**BRIEF A**:
Edit the reflection on Enough below: give it again from "When my grandmother" to "right about now.", with "cookies" replaced by "biscuits".

**TEXT PROVIDED**:
______________________________

The conversation turned yet again to Enough. I kind of have a love/hate relationship with that word.
On the one hand it can seem so satisfying.
When my grandmother was alive, she always kept cookies on hand. Sometimes she would have a coffee can filled with her melt-in-your-mouth sugar cookies. I loved if I saw my name felt-markered on masking-tape stuck to the can’s flimsy plastic lid. They were my favorite. “Did you get enough?” she’d ask. “Oh my – YES. Thank you Margaret!” I’d reply, wondering how in the world I ate half the can before even getting out the door. More than enough — for the moment. Just thinking about them makes me feel like I could use some right about now.
So I guess even satisfying-enough is momentary.
Because, that’s the story with things of this world and Enough – it changes on dime. Of course that’s the case with food: we’re hungry; we eat; we’re full; we’re not; and the dance begins again. But, that un-nerving cycle doesn’t stop at the dinner table. It bleeds into every do-all and be-all pressure or stress that surrounds us.
Especially in May. Especially as the school year draws to a close.

______________________________

**MATERIAL FOR THIS EXERCISE**:
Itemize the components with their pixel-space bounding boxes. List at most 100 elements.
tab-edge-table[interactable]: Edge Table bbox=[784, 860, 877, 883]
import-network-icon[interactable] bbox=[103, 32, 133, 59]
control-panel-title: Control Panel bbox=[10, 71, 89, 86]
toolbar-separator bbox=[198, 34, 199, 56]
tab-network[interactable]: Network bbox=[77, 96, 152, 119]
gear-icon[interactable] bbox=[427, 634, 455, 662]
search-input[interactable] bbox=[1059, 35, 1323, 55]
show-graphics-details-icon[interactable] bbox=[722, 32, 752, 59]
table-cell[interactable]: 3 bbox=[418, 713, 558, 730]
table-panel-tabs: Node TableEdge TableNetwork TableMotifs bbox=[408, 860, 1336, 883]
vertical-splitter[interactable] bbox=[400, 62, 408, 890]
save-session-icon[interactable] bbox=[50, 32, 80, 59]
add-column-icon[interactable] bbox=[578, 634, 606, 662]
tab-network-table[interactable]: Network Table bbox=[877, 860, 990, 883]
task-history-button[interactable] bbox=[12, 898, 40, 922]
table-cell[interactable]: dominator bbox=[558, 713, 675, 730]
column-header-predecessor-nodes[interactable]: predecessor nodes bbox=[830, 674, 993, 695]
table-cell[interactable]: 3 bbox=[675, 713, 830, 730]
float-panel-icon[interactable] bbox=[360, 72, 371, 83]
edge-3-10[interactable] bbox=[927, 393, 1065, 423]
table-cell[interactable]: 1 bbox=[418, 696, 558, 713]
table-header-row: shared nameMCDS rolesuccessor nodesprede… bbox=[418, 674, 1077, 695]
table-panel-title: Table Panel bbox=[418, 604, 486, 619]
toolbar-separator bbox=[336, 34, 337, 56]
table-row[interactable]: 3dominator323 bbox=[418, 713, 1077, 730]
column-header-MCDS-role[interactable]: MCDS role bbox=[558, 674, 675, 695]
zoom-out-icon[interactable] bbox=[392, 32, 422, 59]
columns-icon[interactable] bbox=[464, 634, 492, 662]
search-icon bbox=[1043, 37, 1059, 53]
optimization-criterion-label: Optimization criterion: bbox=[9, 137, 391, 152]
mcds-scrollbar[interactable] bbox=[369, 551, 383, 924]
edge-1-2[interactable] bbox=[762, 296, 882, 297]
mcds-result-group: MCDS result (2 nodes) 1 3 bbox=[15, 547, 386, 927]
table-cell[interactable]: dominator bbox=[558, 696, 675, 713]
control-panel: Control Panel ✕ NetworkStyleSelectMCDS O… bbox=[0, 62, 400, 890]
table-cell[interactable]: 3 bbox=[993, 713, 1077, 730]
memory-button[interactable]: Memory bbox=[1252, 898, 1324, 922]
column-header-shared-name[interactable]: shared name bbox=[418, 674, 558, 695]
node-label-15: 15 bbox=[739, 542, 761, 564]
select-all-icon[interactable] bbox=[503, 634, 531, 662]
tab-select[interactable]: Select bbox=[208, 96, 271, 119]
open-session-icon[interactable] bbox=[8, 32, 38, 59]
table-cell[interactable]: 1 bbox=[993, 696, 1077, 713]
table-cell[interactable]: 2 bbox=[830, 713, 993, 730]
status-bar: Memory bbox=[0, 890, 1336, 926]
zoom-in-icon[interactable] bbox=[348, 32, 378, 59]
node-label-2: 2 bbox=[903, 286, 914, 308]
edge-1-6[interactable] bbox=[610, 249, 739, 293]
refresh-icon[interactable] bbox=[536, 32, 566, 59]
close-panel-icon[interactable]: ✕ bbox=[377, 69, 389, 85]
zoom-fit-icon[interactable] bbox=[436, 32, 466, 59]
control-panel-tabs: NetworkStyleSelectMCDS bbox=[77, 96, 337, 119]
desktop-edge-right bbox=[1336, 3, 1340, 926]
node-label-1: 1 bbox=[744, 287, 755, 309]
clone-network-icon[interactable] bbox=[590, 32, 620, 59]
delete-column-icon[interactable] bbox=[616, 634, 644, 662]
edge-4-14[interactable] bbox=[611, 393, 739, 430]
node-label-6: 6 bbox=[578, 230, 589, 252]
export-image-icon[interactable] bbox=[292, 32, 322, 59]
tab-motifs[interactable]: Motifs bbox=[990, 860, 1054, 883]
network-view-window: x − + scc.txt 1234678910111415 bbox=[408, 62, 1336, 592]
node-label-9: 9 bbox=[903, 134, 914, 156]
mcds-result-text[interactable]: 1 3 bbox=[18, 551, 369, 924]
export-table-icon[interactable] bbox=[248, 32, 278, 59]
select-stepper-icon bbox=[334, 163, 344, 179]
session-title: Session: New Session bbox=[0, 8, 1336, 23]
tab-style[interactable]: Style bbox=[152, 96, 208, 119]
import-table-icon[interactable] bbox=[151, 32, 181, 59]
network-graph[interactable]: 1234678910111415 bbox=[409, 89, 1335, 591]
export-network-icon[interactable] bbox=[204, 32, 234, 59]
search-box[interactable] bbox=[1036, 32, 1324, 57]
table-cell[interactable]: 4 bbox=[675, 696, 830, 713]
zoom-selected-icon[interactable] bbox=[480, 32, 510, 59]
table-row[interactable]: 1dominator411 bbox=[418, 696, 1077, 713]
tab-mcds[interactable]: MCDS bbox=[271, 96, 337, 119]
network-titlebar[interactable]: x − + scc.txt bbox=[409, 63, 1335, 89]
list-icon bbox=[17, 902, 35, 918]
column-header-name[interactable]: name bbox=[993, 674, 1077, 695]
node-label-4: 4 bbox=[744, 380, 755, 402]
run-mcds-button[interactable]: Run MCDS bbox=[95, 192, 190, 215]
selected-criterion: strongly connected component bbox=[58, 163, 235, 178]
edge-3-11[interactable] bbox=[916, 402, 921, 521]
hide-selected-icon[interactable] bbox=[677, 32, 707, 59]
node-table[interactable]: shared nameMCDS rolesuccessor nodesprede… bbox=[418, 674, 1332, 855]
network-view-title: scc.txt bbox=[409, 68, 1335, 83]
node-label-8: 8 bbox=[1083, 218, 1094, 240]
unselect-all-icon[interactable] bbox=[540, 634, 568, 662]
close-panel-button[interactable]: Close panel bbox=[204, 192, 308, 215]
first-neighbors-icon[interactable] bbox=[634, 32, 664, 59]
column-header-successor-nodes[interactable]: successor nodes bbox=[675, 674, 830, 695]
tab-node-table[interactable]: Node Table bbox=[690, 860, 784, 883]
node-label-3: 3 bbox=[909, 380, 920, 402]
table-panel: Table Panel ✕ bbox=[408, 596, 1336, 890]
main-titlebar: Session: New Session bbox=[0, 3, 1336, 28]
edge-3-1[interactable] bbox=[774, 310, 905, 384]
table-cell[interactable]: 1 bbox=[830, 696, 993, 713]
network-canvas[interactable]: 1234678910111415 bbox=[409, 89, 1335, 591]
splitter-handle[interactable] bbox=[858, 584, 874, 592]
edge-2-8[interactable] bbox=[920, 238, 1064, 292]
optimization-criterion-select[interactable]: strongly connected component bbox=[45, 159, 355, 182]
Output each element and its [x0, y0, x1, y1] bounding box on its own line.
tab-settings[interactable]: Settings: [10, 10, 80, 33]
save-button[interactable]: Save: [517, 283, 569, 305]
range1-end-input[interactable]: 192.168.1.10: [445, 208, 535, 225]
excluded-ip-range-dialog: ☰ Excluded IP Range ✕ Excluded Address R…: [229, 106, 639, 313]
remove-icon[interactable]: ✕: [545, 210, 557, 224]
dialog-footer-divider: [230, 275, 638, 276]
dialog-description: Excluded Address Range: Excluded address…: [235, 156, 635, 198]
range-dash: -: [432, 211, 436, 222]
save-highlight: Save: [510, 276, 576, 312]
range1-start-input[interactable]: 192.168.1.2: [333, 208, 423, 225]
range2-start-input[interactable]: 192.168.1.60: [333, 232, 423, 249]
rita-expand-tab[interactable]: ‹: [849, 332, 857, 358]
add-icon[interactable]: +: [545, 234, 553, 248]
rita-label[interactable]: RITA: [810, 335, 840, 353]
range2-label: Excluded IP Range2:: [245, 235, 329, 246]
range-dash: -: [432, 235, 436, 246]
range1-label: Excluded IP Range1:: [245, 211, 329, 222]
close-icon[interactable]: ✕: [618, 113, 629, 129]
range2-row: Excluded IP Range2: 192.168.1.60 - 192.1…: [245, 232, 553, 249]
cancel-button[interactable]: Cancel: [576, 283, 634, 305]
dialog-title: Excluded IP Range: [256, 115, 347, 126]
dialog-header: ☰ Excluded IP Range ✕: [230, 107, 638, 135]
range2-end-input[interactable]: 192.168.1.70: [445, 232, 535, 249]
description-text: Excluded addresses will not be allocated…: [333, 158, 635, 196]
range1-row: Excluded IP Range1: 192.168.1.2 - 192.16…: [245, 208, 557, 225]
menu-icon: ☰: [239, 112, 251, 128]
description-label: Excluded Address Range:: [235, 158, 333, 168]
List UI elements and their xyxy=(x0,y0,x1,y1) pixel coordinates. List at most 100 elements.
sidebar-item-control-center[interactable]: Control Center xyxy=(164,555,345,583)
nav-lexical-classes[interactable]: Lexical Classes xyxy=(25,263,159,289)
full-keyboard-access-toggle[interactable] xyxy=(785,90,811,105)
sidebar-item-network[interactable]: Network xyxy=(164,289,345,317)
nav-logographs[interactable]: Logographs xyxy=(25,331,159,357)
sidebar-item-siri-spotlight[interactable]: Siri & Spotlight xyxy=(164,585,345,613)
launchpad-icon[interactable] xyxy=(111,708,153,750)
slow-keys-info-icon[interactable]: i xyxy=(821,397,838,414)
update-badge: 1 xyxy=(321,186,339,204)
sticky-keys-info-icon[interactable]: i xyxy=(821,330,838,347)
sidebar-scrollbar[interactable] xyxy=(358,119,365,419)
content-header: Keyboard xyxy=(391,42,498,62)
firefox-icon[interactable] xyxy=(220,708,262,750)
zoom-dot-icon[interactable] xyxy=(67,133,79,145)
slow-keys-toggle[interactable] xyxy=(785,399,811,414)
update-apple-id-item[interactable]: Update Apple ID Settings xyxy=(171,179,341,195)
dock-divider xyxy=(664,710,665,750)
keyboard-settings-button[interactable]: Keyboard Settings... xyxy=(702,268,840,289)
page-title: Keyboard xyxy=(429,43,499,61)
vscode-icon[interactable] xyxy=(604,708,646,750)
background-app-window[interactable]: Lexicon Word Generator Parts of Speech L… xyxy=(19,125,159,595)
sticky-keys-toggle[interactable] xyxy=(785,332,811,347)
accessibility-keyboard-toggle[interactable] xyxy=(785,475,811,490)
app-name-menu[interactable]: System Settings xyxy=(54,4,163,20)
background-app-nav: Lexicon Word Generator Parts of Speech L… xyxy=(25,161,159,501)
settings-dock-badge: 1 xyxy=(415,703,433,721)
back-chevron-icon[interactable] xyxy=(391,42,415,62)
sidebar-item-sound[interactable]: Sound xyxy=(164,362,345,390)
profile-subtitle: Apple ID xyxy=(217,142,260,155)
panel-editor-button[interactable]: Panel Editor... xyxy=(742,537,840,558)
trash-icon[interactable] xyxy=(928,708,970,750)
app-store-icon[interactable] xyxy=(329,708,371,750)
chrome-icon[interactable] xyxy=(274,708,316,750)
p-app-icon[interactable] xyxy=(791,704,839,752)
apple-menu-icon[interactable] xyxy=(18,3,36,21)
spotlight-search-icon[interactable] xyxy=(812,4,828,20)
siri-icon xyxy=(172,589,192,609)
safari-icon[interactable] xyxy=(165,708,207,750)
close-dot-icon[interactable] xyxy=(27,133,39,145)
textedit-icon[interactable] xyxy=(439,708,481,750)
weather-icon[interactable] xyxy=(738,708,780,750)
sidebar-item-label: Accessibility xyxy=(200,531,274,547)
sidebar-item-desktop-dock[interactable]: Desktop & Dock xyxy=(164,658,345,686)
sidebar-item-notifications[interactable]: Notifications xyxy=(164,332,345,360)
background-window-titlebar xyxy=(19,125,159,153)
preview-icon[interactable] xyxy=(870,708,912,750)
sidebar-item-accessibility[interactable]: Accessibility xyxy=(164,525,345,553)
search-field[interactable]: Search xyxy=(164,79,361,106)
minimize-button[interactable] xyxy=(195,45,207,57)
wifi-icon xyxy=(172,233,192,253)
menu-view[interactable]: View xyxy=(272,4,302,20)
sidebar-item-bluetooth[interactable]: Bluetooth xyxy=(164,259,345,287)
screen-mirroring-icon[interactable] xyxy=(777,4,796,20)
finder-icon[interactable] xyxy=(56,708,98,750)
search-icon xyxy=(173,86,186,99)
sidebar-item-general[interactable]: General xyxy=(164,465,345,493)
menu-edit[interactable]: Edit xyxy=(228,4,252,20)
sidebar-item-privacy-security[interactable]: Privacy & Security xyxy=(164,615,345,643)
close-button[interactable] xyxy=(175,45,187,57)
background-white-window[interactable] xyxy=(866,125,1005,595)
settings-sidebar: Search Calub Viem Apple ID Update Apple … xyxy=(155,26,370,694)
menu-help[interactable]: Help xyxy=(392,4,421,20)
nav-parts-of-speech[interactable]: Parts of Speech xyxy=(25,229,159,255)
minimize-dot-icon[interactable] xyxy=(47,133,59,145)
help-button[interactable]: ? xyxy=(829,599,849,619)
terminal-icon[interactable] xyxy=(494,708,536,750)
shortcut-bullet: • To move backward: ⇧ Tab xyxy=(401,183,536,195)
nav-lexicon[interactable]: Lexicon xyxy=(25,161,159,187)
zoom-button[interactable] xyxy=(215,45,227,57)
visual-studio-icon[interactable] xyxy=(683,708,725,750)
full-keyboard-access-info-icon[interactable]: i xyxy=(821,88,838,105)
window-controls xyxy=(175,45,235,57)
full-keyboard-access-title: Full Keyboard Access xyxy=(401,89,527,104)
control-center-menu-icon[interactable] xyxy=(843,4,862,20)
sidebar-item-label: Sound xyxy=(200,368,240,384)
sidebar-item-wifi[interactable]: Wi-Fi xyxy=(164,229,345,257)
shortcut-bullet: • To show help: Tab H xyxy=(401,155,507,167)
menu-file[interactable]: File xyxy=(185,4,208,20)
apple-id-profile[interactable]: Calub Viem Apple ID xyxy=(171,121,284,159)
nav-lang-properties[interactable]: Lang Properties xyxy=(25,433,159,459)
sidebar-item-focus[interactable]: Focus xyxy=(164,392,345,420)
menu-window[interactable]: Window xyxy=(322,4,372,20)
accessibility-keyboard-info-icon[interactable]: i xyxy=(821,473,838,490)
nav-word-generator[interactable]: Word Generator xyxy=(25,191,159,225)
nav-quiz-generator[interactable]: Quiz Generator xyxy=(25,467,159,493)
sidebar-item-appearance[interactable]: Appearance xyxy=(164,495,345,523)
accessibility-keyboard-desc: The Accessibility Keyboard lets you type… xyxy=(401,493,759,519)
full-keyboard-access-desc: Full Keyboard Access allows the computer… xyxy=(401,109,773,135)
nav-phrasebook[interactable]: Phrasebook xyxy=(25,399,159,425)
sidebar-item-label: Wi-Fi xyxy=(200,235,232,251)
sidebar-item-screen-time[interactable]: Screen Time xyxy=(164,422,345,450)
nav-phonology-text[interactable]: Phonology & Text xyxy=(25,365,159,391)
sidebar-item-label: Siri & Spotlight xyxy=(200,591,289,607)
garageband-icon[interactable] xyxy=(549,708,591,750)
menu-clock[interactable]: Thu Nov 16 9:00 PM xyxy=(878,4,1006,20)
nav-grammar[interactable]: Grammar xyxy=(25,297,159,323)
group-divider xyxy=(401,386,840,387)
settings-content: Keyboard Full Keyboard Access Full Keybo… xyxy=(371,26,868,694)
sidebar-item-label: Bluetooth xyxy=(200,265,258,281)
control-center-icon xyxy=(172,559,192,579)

______________________________

**BRIEF B**:
Rewrite the entries as a Markdown table, from the first line of the entries to the line with "show-graphics-details-icon[interactable] bbox=[722, 32, 752, 59]". Use the columns Num for the row number and Line for the line, and leave out blank lines.

**TASK SOLUTION A**:
When my grandmother was alive, she always kept biscuits on hand. Sometimes she would have a coffee can filled with her melt-in-your-mouth sugar biscuits. I loved if I saw my name felt-markered on masking-tape stuck to the can’s flimsy plastic lid. They were my favorite. “Did you get enough?” she’d ask. “Oh my – YES. Thank you Margaret!” I’d reply, wondering how in the world I ate half the can before even getting out the door. More than enough — for the moment. Just thinking about them makes me feel like I could use some right about now.

**TASK SOLUTION B**:
| Num | Line |
|---|---|
| 1 | Itemize the components with their pixel-space bounding boxes. List at most 100 elements. |
| 2 | tab-edge-table[interactable]: Edge Table bbox=[784, 860, 877, 883] |
| 3 | import-network-icon[interactable] bbox=[103, 32, 133, 59] |
| 4 | control-panel-title: Control Panel bbox=[10, 71, 89, 86] |
| 5 | toolbar-separator bbox=[198, 34, 199, 56] |
| 6 | tab-network[interactable]: Network bbox=[77, 96, 152, 119] |
| 7 | gear-icon[interactable] bbox=[427, 634, 455, 662] |
| 8 | search-input[interactable] bbox=[1059, 35, 1323, 55] |
| 9 | show-graphics-details-icon[interactable] bbox=[722, 32, 752, 59] |